— start EXTRACTED ENTRIES —
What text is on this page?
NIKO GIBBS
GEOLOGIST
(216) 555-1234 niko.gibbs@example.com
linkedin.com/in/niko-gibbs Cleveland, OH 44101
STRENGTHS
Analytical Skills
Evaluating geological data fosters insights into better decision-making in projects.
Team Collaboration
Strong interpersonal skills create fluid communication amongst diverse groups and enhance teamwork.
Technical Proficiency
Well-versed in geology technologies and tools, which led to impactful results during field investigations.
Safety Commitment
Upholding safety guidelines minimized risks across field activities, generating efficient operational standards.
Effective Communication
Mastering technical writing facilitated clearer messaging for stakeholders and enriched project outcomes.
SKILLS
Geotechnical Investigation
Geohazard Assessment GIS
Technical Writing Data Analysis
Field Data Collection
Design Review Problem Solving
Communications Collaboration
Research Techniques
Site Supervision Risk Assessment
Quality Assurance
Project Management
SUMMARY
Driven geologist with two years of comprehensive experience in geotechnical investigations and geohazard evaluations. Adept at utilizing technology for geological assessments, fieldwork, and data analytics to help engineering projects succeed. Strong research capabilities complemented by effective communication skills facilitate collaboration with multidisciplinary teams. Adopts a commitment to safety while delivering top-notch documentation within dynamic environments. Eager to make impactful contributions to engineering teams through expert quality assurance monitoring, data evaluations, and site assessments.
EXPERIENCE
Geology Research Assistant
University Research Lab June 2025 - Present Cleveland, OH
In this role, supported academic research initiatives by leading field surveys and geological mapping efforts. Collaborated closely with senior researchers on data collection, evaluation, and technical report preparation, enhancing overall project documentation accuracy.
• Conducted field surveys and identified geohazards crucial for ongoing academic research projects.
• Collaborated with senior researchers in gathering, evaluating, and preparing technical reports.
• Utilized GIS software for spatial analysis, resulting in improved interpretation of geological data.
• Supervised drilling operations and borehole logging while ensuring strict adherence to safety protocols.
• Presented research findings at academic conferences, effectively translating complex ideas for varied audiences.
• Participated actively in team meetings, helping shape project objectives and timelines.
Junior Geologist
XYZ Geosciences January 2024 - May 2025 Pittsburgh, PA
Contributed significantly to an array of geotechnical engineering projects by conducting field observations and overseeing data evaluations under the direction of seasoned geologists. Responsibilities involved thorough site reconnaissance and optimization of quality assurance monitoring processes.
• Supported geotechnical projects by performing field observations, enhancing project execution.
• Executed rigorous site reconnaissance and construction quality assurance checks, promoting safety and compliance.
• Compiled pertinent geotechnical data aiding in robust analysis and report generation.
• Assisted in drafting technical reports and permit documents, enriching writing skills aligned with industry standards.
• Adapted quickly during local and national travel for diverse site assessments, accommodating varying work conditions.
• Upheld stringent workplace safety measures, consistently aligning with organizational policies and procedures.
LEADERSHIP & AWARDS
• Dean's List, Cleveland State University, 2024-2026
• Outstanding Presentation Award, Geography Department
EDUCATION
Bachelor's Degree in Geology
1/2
— end EXTRACTED ENTRIES —
WHAT IS REQUIRED: Each line above that includes "this" counts once; state the total and nothing more.

SOLUTION: 2